(PROBLEMS TO WORK ON):
A: In the Lua table-sorting question, which single value of each object should the table be sorted by?
B: Shorten the paragraph of the Lua table-sorting question that begins "I have a number of "objects"", keeping its main facts.
C: Write a continuation of the Lua table-sorting discussion, starting after its final sentence.
--- Start GIVEN PASSAGE ---
Reputation: 689
I am a hobbyest making mods in TableTop Simulator using LUA and have a question that I can not seam to work out.
I have a number of "objects" which is a table in TTS that contains various data for those objects. For example.. obj.position = {x,y,z}... and can be accessed at the axis level as well.
obj.position = {5,10,15} -- x,y,z
obj.position.x == 5
This is an example. The makers of TTS have made it so you can access all the parts like that. So I can acess the object.. and then its various parts. There is a heap, like name, mesh, difuse and a ton more. roations{x,y,z} etc etc
Anyway. I have a table of objects... and would like to order those objects based on the positional data of the x axis.. so highest to lowest. So if I have a table and obj1 in that table is x=3 and obj2 is x=1 and obj3 = x=2 it would be sorted as obj2,obj3,obj1
Pseudo code:
tableOfObjects = {obj1,obj2,obj3}
--[[
tableOfObjectsp[1] == obj1
tableOfObjectsp[2] == obj2
tableOfObjectsp[3] == obj3
tableOfObjectsp[1].position.x == 3
tableOfObjectsp[2].position.x == 1
tableOfObjectsp[4].position.x == 2
--]]
---After Sort it would look this list
tableOfObjects = {obj1,obj3,obj2}
--[[
tableOfObjectsp[1] == obj1
tableOfObjectsp[2] == obj3
tableOfObjectsp[3] == obj2
tableOfObjectsp[1].position.x == 3
tableOfObjectsp[2].position.x == 2
tableOfObjectsp[3].position.x == 1
--]]
I hope I am making sense. I am self taught in the last few months!
So basically I have a table of objects and want to sort the objects in that table based on a single value attached to each individual object in the table. In this case the obj.position.x
Thanks!
Upvotes: 2
Views: 262
Reputation: 385
you can create a function that handles this exact thing:
local function fix_table(t)
local x_data = {};
local inds = {};
local rt = {};
for i = 1, #t do
x_data[#x_data + 1] = t[i].position.x;
inds[t[i].position.x] = t[i];
end
local min_index = math.min(table.unpack(x_data));
local max_index = math.max(table.unpack(x_data));
for i = min_index, max_index do
if inds[i] ~= nil then
rt[#rt + 1] = inds[i];
end
end
return rt;
end
local mytable = {obj1, obj2, obj3};
mytable = fix_table(mytable);
fix_table
first takes in every x value inside of the given table, and also places a new index inside the table inds
according to each x value (so that they will be ordered from least to greatest), then it gets the smallest value in the x_data
array table, which is used to traverse the inds
table in order. fix_table checks to make sure that inds[i]
is not equal to nil
before it increases the size of the return table rt
so that every value in rt is ordered from greatest to least, starting at index 1
, and ending at index #rt
, finally rt
is returned.
--- End GIVEN PASSAGE ---
--- Start DATASET CONTENT ---
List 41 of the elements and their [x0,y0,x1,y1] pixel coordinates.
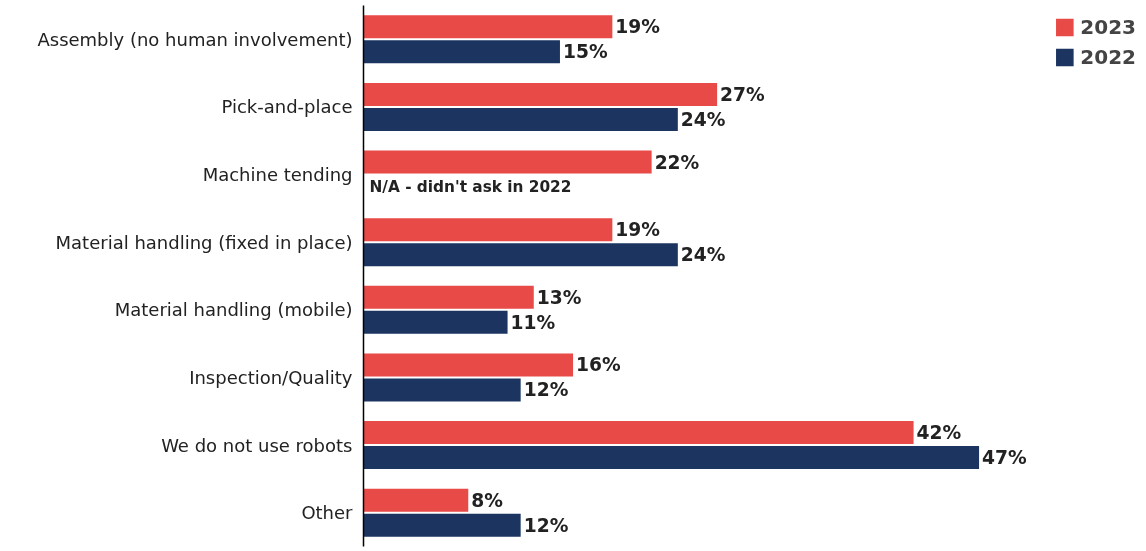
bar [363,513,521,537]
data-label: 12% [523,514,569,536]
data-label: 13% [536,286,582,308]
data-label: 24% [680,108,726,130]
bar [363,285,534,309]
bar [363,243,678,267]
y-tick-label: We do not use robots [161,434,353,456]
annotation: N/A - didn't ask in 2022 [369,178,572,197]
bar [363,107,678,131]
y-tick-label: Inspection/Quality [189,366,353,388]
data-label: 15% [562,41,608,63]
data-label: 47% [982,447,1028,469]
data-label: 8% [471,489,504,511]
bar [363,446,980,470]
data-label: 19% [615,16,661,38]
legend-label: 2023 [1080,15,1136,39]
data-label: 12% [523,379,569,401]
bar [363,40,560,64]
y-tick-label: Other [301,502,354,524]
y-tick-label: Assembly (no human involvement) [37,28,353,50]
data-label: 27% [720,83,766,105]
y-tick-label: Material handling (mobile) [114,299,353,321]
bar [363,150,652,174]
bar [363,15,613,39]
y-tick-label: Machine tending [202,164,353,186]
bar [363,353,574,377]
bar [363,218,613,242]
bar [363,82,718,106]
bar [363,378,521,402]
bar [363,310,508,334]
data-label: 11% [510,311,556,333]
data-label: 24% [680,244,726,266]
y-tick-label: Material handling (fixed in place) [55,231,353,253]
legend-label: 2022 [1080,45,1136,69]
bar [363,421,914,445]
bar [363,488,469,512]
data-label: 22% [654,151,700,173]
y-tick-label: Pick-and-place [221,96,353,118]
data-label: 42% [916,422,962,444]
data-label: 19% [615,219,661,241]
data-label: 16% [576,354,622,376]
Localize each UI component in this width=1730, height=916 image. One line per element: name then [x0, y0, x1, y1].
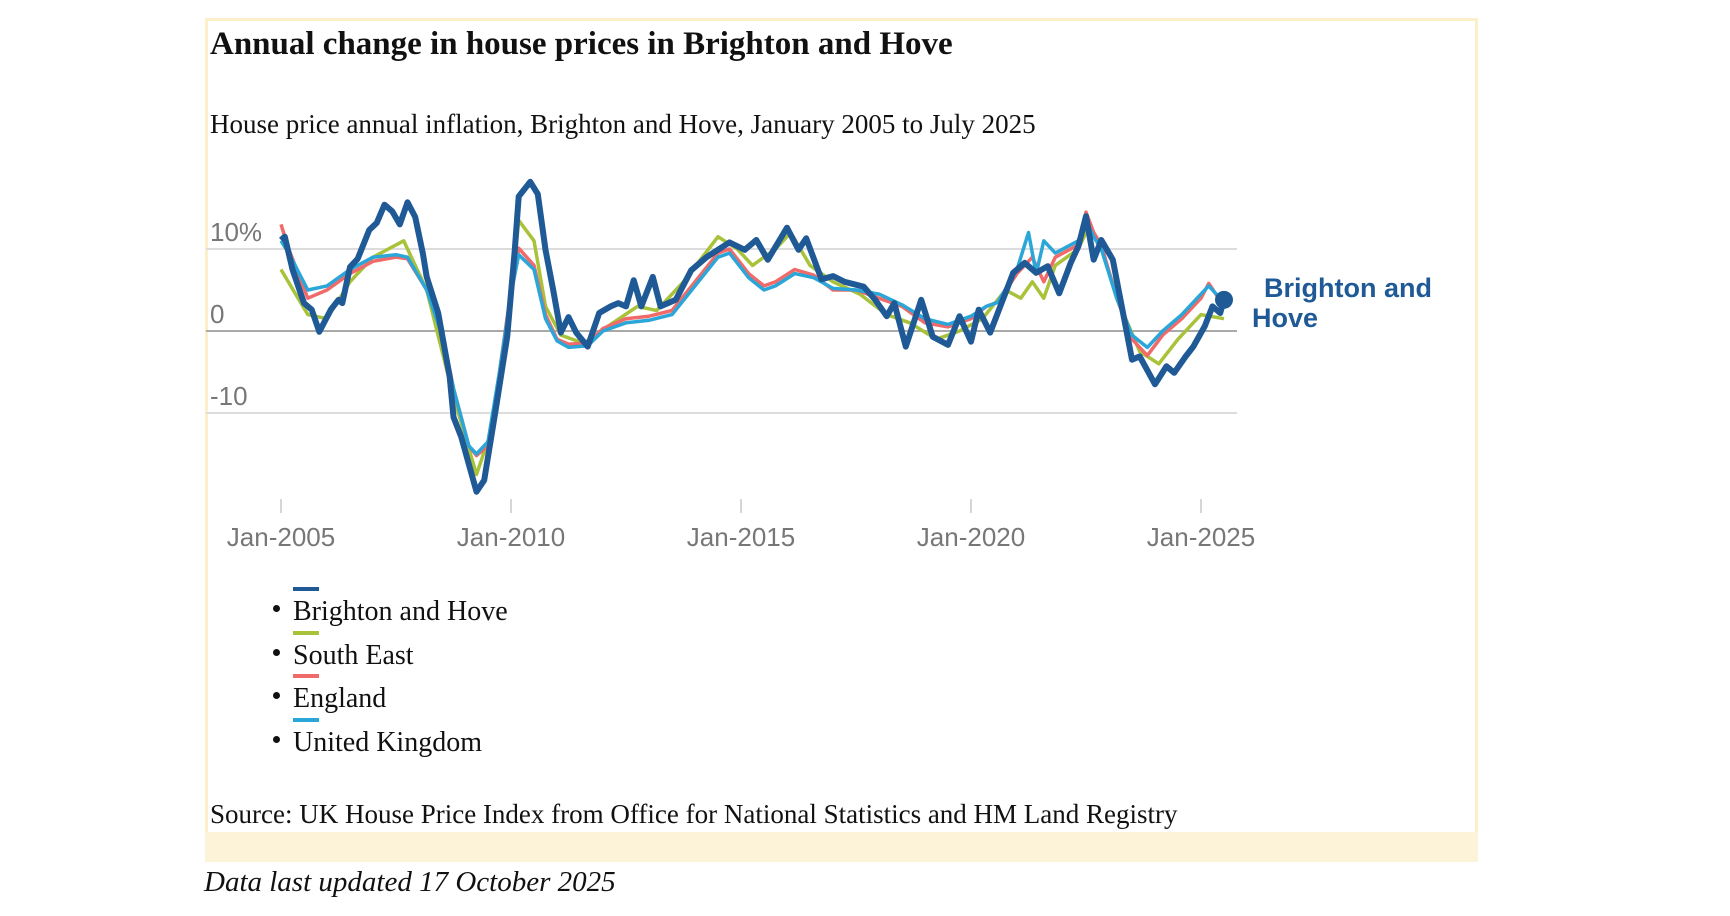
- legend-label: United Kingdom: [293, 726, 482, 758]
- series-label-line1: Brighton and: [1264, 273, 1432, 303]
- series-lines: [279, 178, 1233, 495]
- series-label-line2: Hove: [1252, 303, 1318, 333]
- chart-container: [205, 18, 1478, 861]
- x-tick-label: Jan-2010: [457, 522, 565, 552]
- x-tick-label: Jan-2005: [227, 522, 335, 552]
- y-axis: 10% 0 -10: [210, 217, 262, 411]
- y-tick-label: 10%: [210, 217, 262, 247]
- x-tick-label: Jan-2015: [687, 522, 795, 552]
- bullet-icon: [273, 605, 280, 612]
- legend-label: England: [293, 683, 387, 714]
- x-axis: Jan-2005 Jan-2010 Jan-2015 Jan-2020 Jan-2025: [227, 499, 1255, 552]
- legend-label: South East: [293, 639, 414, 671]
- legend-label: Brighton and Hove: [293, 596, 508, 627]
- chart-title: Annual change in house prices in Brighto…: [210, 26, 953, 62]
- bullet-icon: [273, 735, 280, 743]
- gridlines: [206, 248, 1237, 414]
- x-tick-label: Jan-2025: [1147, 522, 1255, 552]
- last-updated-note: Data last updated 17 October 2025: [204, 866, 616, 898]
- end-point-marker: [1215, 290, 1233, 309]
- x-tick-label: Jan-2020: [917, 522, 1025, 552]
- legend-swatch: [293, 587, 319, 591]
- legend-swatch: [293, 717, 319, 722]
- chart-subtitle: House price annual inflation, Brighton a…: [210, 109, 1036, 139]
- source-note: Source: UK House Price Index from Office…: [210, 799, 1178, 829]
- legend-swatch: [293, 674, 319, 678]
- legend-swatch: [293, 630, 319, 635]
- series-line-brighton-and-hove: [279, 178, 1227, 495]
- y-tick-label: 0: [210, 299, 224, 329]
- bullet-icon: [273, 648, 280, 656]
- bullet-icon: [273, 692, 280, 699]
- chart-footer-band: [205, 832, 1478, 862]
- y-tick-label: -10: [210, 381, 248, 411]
--- End DATASET CONTENT ---
--- Start DATASET CONTENT ---
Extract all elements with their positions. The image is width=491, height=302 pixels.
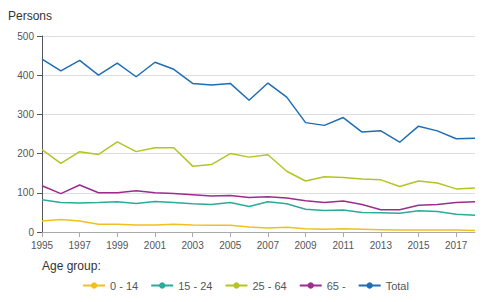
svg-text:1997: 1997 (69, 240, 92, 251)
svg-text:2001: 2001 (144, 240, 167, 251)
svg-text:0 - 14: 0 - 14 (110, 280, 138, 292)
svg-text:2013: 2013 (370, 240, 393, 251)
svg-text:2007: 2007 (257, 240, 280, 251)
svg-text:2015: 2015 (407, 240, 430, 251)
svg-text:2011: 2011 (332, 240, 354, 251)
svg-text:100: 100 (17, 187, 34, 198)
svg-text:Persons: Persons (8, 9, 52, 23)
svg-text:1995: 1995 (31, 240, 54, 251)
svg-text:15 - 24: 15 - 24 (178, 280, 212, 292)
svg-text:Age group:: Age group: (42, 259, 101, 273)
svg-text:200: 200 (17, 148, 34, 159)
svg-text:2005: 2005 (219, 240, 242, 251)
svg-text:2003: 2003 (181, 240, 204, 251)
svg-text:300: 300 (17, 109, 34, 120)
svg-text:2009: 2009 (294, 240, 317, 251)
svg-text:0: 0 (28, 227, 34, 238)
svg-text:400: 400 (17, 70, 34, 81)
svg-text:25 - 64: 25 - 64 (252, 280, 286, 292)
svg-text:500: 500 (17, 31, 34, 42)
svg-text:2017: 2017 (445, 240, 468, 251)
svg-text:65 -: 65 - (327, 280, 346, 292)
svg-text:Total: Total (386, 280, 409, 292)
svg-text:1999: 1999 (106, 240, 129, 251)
--- End DATASET CONTENT ---
--- Start DATASET CONTENT ---
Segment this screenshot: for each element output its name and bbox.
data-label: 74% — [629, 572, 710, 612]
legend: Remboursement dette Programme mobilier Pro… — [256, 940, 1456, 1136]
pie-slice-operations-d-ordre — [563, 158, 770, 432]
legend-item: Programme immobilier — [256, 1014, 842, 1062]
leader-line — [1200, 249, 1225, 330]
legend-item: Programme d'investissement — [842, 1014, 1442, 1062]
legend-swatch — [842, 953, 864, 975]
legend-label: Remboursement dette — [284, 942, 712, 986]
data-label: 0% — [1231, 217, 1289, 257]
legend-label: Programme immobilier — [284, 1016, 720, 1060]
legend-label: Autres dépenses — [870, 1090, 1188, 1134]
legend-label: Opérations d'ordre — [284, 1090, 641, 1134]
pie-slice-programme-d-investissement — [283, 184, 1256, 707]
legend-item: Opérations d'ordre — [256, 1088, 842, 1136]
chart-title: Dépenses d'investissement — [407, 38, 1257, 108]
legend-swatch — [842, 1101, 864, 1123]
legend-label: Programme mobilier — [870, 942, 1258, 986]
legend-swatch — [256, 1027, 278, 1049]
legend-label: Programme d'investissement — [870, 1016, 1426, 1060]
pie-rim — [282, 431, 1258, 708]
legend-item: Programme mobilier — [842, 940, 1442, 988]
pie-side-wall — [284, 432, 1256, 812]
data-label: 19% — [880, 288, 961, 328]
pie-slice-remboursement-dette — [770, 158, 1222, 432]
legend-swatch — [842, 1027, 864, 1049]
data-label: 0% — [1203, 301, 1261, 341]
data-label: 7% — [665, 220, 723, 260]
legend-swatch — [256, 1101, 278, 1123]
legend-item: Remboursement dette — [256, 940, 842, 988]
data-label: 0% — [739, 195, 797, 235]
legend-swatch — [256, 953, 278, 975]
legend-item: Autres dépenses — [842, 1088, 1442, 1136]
--- End DATASET CONTENT ---
(ANSWERS IN ORDER):
A: The object's x-axis position, obj.position.x.

B: In TTS, each of my objects is a table holding various data about it, such as obj.position = {x,y,z}, and that position can also be accessed one axis at a time.

C:
I hope this helped.
Upvotes: -3
Reputation: 28950
table.sort(tableOfObjects, function(a, b) return a.position.x > b.position.x end)
This line will sort your table tableOfObjects in descending order by the x-coordinate.
To reverse order, replace > by <.
From the Lua reference manual:
table.sort (list [, comp])
Sorts list elements in a given order, in-place, from list[1] to list[#list]. If comp is given, then it must be a function that receives two list elements and returns true when the first element must come before the second in the final order (so that, after the sort, i < j implies not comp(list[j],list[i])). If comp is not given, then the standard Lua operator < is used instead.
Note that the comp function must define a strict partial order over the elements in the list; that is, it must be asymmetric and transitive. Otherwise, no valid sort may be possible.
The sort algorithm is not stable: elements considered equal by the given order may have their relative positions changed by the sort.
So in other words table.sort will sort a table in ascending order by its values. If you want to order descending or by something other than the table value (like the x-coordinate of your table value's position in your case) you have to provide a function that tells Lua which element will come first.
Upvotes: 0
Reputation: 3294
You need table.sort
. The first argument is the table to sort, the second is a function to compare items.
Example:
t = {
{str = 42, dex = 10, wis = 100},
{str = 18, dex = 30, wis = 5}
}
table.sort(t, function (k1, k2)
return k1.str < k2.str
end)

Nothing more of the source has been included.